▶ [Extracted entries]:

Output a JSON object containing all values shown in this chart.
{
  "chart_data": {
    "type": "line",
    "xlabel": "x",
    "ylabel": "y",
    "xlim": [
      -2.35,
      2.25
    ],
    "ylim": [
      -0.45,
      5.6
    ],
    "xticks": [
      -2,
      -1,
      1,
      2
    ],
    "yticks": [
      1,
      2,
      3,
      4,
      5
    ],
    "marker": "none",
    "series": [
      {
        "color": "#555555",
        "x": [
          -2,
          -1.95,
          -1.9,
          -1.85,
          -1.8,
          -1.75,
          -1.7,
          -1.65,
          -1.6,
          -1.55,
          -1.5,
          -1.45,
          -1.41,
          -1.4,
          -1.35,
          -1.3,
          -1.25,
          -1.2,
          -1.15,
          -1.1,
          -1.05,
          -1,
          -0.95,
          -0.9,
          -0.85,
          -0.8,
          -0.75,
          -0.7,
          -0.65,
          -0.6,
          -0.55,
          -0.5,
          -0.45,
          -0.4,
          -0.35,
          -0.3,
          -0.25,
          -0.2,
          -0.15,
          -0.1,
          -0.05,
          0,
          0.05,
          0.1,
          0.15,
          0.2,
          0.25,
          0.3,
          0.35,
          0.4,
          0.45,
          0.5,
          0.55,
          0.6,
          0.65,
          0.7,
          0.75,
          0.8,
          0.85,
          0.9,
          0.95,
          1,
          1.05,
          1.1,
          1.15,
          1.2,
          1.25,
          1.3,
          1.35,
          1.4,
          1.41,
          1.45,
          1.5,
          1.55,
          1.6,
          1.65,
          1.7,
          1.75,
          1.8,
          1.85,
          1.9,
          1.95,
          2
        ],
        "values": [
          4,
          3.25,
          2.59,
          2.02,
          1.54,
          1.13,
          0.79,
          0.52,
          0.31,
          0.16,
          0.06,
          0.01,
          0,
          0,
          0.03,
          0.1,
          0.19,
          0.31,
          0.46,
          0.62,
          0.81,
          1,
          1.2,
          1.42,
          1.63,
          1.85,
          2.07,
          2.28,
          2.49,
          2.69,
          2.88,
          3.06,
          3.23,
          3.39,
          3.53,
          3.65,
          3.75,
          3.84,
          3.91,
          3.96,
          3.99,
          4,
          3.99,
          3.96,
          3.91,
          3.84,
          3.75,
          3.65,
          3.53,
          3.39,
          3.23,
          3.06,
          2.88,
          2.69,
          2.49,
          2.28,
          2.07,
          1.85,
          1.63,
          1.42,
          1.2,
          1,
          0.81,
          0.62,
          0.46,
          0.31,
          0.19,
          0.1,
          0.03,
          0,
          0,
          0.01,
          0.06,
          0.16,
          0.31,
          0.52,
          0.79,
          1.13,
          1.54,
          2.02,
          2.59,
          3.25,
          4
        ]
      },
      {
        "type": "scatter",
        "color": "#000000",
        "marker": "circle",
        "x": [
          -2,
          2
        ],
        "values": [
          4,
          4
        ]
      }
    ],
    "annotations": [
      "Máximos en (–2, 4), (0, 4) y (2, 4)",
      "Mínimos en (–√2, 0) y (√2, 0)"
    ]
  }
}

▶ [Task]:
Restate each entry exactly, skipping none.

▶ [Answer to the task]:
Output a JSON object containing all values shown in this chart.
{
  "chart_data": {
    "type": "line",
    "xlabel": "x",
    "ylabel": "y",
    "xlim": [
      -2.35,
      2.25
    ],
    "ylim": [
      -0.45,
      5.6
    ],
    "xticks": [
      -2,
      -1,
      1,
      2
    ],
    "yticks": [
      1,
      2,
      3,
      4,
      5
    ],
    "marker": "none",
    "series": [
      {
        "color": "#555555",
        "x": [
          -2,
          -1.95,
          -1.9,
          -1.85,
          -1.8,
          -1.75,
          -1.7,
          -1.65,
          -1.6,
          -1.55,
          -1.5,
          -1.45,
          -1.41,
          -1.4,
          -1.35,
          -1.3,
          -1.25,
          -1.2,
          -1.15,
          -1.1,
          -1.05,
          -1,
          -0.95,
          -0.9,
          -0.85,
          -0.8,
          -0.75,
          -0.7,
          -0.65,
          -0.6,
          -0.55,
          -0.5,
          -0.45,
          -0.4,
          -0.35,
          -0.3,
          -0.25,
          -0.2,
          -0.15,
          -0.1,
          -0.05,
          0,
          0.05,
          0.1,
          0.15,
          0.2,
          0.25,
          0.3,
          0.35,
          0.4,
          0.45,
          0.5,
          0.55,
          0.6,
          0.65,
          0.7,
          0.75,
          0.8,
          0.85,
          0.9,
          0.95,
          1,
          1.05,
          1.1,
          1.15,
          1.2,
          1.25,
          1.3,
          1.35,
          1.4,
          1.41,
          1.45,
          1.5,
          1.55,
          1.6,
          1.65,
          1.7,
          1.75,
          1.8,
          1.85,
          1.9,
          1.95,
          2
        ],
        "values": [
          4,
          3.25,
          2.59,
          2.02,
          1.54,
          1.13,
          0.79,
          0.52,
          0.31,
          0.16,
          0.06,
          0.01,
          0,
          0,
          0.03,
          0.1,
          0.19,
          0.31,
          0.46,
          0.62,
          0.81,
          1,
          1.2,
          1.42,
          1.63,
          1.85,
          2.07,
          2.28,
          2.49,
          2.69,
          2.88,
          3.06,
          3.23,
          3.39,
          3.53,
          3.65,
          3.75,
          3.84,
          3.91,
          3.96,
          3.99,
          4,
          3.99,
          3.96,
          3.91,
          3.84,
          3.75,
          3.65,
          3.53,
          3.39,
          3.23,
          3.06,
          2.88,
          2.69,
          2.49,
          2.28,
          2.07,
          1.85,
          1.63,
          1.42,
          1.2,
          1,
          0.81,
          0.62,
          0.46,
          0.31,
          0.19,
          0.1,
          0.03,
          0,
          0,
          0.01,
          0.06,
          0.16,
          0.31,
          0.52,
          0.79,
          1.13,
          1.54,
          2.02,
          2.59,
          3.25,
          4
        ]
      },
      {
        "type": "scatter",
        "color": "#000000",
        "marker": "circle",
        "x": [
          -2,
          2
        ],
        "values": [
          4,
          4
        ]
      }
    ],
    "annotations": [
      "Máximos en (–2, 4), (0, 4) y (2, 4)",
      "Mínimos en (–√2, 0) y (√2, 0)"
    ]
  }
}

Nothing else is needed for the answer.